### Records excerpted from a collection
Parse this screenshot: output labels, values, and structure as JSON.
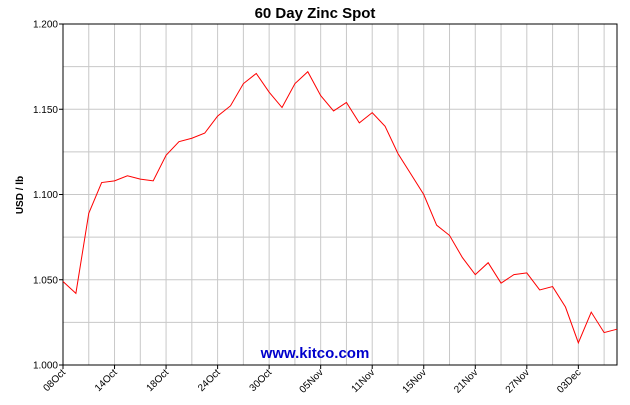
{
  "chart_data": {
    "type": "line",
    "title": "60 Day Zinc Spot",
    "xlabel": "",
    "ylabel": "USD / lb",
    "ylim": [
      1.0,
      1.2
    ],
    "yticks": [
      "1.000",
      "1.050",
      "1.100",
      "1.150",
      "1.200"
    ],
    "grid": true,
    "legend": "none",
    "x_tick_labels": [
      "08Oct",
      "14Oct",
      "18Oct",
      "24Oct",
      "30Oct",
      "05Nov",
      "11Nov",
      "15Nov",
      "21Nov",
      "27Nov",
      "03Dec"
    ],
    "x_tick_index": [
      0,
      4,
      8,
      12,
      16,
      20,
      24,
      28,
      32,
      36,
      40
    ],
    "series": [
      {
        "name": "",
        "color": "#ff0000",
        "values": [
          1.049,
          1.042,
          1.089,
          1.107,
          1.108,
          1.111,
          1.109,
          1.108,
          1.123,
          1.131,
          1.133,
          1.136,
          1.146,
          1.152,
          1.165,
          1.171,
          1.16,
          1.151,
          1.165,
          1.172,
          1.158,
          1.149,
          1.154,
          1.142,
          1.148,
          1.14,
          1.124,
          1.112,
          1.1,
          1.082,
          1.076,
          1.063,
          1.053,
          1.06,
          1.048,
          1.053,
          1.054,
          1.044,
          1.046,
          1.034,
          1.013,
          1.031,
          1.019,
          1.021
        ]
      }
    ]
  },
  "watermark": "www.kitco.com"
}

### Task brief
All the lines above are to be reproduced exactly, except the pictures.

### Reply to the exercise
Parse this screenshot: output labels, values, and structure as JSON.
{
  "chart_data": {
    "type": "line",
    "title": "60 Day Zinc Spot",
    "xlabel": "",
    "ylabel": "USD / lb",
    "ylim": [
      1.0,
      1.2
    ],
    "yticks": [
      "1.000",
      "1.050",
      "1.100",
      "1.150",
      "1.200"
    ],
    "grid": true,
    "legend": "none",
    "x_tick_labels": [
      "08Oct",
      "14Oct",
      "18Oct",
      "24Oct",
      "30Oct",
      "05Nov",
      "11Nov",
      "15Nov",
      "21Nov",
      "27Nov",
      "03Dec"
    ],
    "x_tick_index": [
      0,
      4,
      8,
      12,
      16,
      20,
      24,
      28,
      32,
      36,
      40
    ],
    "series": [
      {
        "name": "",
        "color": "#ff0000",
        "values": [
          1.049,
          1.042,
          1.089,
          1.107,
          1.108,
          1.111,
          1.109,
          1.108,
          1.123,
          1.131,
          1.133,
          1.136,
          1.146,
          1.152,
          1.165,
          1.171,
          1.16,
          1.151,
          1.165,
          1.172,
          1.158,
          1.149,
          1.154,
          1.142,
          1.148,
          1.14,
          1.124,
          1.112,
          1.1,
          1.082,
          1.076,
          1.063,
          1.053,
          1.06,
          1.048,
          1.053,
          1.054,
          1.044,
          1.046,
          1.034,
          1.013,
          1.031,
          1.019,
          1.021
        ]
      }
    ]
  },
  "watermark": "www.kitco.com"
}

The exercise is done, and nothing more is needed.